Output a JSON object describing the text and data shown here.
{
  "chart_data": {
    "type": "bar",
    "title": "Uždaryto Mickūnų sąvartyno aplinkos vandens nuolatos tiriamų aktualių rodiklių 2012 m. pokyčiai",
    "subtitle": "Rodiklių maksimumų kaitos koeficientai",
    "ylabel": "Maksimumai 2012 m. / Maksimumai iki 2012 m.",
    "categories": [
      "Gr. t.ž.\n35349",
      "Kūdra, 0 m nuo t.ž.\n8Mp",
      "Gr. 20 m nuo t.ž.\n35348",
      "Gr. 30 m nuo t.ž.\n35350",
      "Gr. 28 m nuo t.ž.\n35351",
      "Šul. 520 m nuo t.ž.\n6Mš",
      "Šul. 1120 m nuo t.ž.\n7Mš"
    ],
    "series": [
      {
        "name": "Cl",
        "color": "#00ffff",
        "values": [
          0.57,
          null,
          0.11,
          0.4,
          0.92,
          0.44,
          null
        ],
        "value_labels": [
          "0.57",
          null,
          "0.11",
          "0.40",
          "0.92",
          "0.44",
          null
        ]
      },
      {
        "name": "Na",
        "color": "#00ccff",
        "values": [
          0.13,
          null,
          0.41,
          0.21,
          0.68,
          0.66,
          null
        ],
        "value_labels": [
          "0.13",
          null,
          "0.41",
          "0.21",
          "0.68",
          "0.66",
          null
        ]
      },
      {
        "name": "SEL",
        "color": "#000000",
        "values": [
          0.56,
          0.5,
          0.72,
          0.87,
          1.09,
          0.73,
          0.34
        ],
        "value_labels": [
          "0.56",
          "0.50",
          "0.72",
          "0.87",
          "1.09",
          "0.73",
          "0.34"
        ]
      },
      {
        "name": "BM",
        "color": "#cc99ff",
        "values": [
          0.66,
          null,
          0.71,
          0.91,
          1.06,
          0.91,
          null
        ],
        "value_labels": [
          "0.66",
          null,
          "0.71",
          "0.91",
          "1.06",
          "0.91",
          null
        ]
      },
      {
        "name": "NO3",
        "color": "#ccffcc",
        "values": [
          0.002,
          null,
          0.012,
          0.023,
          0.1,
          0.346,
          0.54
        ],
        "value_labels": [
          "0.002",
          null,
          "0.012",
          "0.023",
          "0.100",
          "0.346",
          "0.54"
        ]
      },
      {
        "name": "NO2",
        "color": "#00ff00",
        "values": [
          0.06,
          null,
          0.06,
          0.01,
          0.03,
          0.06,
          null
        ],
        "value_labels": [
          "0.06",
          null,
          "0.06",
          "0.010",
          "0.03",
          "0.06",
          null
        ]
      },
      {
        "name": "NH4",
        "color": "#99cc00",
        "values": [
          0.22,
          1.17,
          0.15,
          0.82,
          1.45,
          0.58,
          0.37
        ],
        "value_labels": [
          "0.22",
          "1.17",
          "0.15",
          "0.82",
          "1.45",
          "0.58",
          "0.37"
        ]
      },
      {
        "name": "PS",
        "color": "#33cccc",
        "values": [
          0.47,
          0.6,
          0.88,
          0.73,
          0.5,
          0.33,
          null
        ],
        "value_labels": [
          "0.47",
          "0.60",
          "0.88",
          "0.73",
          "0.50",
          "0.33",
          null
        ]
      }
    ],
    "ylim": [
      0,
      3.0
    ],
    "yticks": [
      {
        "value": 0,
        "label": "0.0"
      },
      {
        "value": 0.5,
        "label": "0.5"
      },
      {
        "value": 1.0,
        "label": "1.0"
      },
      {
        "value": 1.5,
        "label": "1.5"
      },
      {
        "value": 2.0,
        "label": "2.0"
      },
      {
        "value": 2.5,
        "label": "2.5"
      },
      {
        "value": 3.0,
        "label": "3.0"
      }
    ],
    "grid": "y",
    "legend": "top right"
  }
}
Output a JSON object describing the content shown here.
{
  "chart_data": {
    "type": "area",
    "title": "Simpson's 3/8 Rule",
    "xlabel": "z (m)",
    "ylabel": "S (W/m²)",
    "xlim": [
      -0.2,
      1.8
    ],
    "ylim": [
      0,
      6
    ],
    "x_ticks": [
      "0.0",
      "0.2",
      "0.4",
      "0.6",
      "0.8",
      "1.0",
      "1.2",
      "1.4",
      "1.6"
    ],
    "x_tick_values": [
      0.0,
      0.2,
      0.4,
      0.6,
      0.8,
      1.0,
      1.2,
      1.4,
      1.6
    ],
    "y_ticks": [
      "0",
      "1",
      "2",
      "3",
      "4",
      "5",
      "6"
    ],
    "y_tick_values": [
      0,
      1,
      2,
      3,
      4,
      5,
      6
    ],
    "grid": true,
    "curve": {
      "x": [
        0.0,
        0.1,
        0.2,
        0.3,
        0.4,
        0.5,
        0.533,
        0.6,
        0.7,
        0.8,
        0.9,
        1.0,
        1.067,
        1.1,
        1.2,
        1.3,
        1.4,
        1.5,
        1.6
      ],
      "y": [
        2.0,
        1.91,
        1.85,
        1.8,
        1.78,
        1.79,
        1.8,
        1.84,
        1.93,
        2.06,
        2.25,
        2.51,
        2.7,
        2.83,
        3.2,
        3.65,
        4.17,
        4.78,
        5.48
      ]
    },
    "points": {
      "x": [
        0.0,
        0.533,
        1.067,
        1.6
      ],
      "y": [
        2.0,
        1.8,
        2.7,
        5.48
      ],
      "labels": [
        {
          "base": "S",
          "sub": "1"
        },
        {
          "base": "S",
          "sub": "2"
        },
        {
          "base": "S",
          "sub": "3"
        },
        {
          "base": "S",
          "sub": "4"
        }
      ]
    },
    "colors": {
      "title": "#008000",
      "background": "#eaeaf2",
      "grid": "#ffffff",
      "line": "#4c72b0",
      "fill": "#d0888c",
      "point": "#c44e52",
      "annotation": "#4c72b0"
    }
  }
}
_ _ _ _
Written request:
Pull out each line containing the word "shown" and copy it.

Output below:
Output a JSON object describing the text and data shown here.
Output a JSON object describing the content shown here.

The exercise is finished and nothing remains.